• EXERCISE DIRECTIONS: Keep only the lines of the listing that include the word "data", and copy them.

** BEGIN MATERIAL SHOWN **

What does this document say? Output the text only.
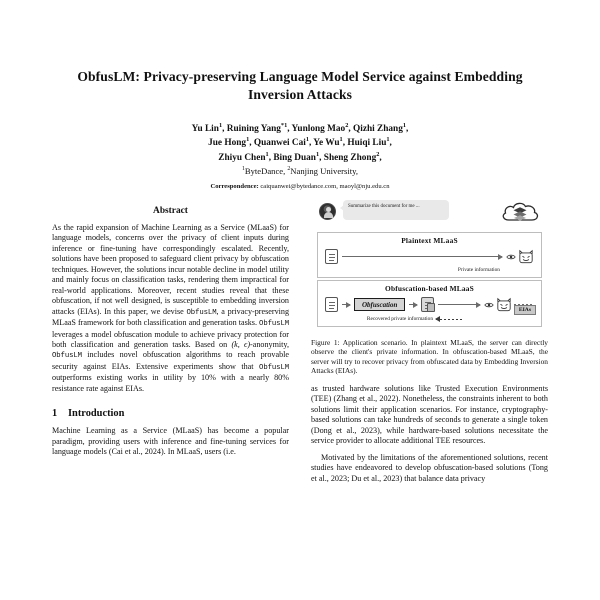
ObfusLM: Privacy-preserving Language Model Service against Embedding Inversion Attacks
Yu Lin$^1$, Ruining Yang$^{*1}$, Yunlong Mao$^2$, Qizhi Zhang$^1$,
Jue Hong$^1$, Quanwei Cai$^1$, Ye Wu$^1$, Huiqi Liu$^1$,
Zhiyu Chen$^1$, Bing Duan$^1$, Sheng Zhong$^2$,
$^1$ByteDance, $^2$Nanjing University,
Correspondence: caiquanwei@bytedance.com, maoyl@nju.edu.cn
Abstract

As the rapid expansion of Machine Learning as a Service (MLaaS) for language models, concerns over the privacy of client inputs during inference or fine-tuning have correspondingly escalated. Recently, solutions have been proposed to safeguard client privacy by obfuscation techniques. However, the solutions incur notable decline in model utility and mainly focus on classification tasks, rendering them impractical for real-world applications. Moreover, recent studies reveal that these obfuscation, if not well designed, is susceptible to embedding inversion attacks (EIAs). In this paper, we devise ObfusLM, a privacy-preserving MLaaS framework for both classification and generation tasks. ObfusLM leverages a model obfuscation module to achieve privacy protection for both classification and generation tasks. Based on (k, ϵ)-anonymity, ObfusLM includes novel obfuscation algorithms to reach provable security against EIAs. Extensive experiments show that ObfusLM outperforms existing works in utility by 10% with a nearly 80% resistance rate against EIAs.

1 Introduction

Machine Learning as a Service (MLaaS) has become a popular paradigm, providing users with inference and fine-tuning services for language models (Cai et al., 2024). In MLaaS, users (i.e.

Summarize this document for me ...
Plaintext MLaaS
Private information
Obfuscation-based MLaaS
Obfuscation
Recovered private information
EIAs

Figure 1: Application scenario. In plaintext MLaaS, the server can directly observe the client's private information. In obfuscation-based MLaaS, the server will try to recover privacy from obfuscated data by Embedding Inversion Attacks (EIAs).

as trusted hardware solutions like Trusted Execution Environments (TEE) (Zhang et al., 2022). Nonetheless, the constraints inherent to both solutions limit their application scenarios. For instance, cryptography-based solutions can take hundreds of seconds to generate a single token (Dong et al., 2023), while hardware-based solutions necessitate the service provider to allocate additional TEE resources.

Motivated by the limitations of the aforementioned solutions, recent studies have endeavored to develop obfuscation-based solutions (Tong et al., 2023; Du et al., 2023) that balance data privacy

** END MATERIAL SHOWN **

• RESULT:
Figure 1: Application scenario. In plaintext MLaaS, the server can directly observe the client's private information. In obfuscation-based MLaaS, the server will try to recover privacy from obfuscated data by Embedding Inversion Attacks (EIAs).
Motivated by the limitations of the aforementioned solutions, recent studies have endeavored to develop obfuscation-based solutions (Tong et al., 2023; Du et al., 2023) that balance data privacy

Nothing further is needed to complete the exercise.